◆ Written problem:
Would you return the complete listing below word for word?

>>>>

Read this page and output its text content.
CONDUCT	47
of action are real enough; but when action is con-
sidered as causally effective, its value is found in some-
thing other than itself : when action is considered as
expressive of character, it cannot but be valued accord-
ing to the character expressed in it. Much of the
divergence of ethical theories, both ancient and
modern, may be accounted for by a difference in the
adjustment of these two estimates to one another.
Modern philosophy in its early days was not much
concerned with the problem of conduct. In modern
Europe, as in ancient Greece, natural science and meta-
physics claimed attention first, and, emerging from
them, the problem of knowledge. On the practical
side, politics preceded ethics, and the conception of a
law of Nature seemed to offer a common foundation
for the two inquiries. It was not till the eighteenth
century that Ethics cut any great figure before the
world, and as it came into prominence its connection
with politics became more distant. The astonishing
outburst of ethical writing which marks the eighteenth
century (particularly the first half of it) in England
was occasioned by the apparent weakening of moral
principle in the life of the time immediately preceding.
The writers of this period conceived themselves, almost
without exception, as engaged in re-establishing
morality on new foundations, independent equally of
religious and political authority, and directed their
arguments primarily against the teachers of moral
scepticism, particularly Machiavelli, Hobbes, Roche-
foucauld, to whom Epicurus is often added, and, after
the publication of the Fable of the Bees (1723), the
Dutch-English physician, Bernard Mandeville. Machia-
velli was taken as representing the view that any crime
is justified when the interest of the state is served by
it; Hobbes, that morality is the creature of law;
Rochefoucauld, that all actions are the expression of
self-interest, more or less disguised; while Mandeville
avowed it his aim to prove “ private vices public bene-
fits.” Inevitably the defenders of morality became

<<<<

◆ Task solution:
Read this page and output its text content.
CONDUCT	47
of action are real enough; but when action is con-
sidered as causally effective, its value is found in some-
thing other than itself : when action is considered as
expressive of character, it cannot but be valued accord-
ing to the character expressed in it. Much of the
divergence of ethical theories, both ancient and
modern, may be accounted for by a difference in the
adjustment of these two estimates to one another.
Modern philosophy in its early days was not much
concerned with the problem of conduct. In modern
Europe, as in ancient Greece, natural science and meta-
physics claimed attention first, and, emerging from
them, the problem of knowledge. On the practical
side, politics preceded ethics, and the conception of a
law of Nature seemed to offer a common foundation
for the two inquiries. It was not till the eighteenth
century that Ethics cut any great figure before the
world, and as it came into prominence its connection
with politics became more distant. The astonishing
outburst of ethical writing which marks the eighteenth
century (particularly the first half of it) in England
was occasioned by the apparent weakening of moral
principle in the life of the time immediately preceding.
The writers of this period conceived themselves, almost
without exception, as engaged in re-establishing
morality on new foundations, independent equally of
religious and political authority, and directed their
arguments primarily against the teachers of moral
scepticism, particularly Machiavelli, Hobbes, Roche-
foucauld, to whom Epicurus is often added, and, after
the publication of the Fable of the Bees (1723), the
Dutch-English physician, Bernard Mandeville. Machia-
velli was taken as representing the view that any crime
is justified when the interest of the state is served by
it; Hobbes, that morality is the creature of law;
Rochefoucauld, that all actions are the expression of
self-interest, more or less disguised; while Mandeville
avowed it his aim to prove “ private vices public bene-
fits.” Inevitably the defenders of morality became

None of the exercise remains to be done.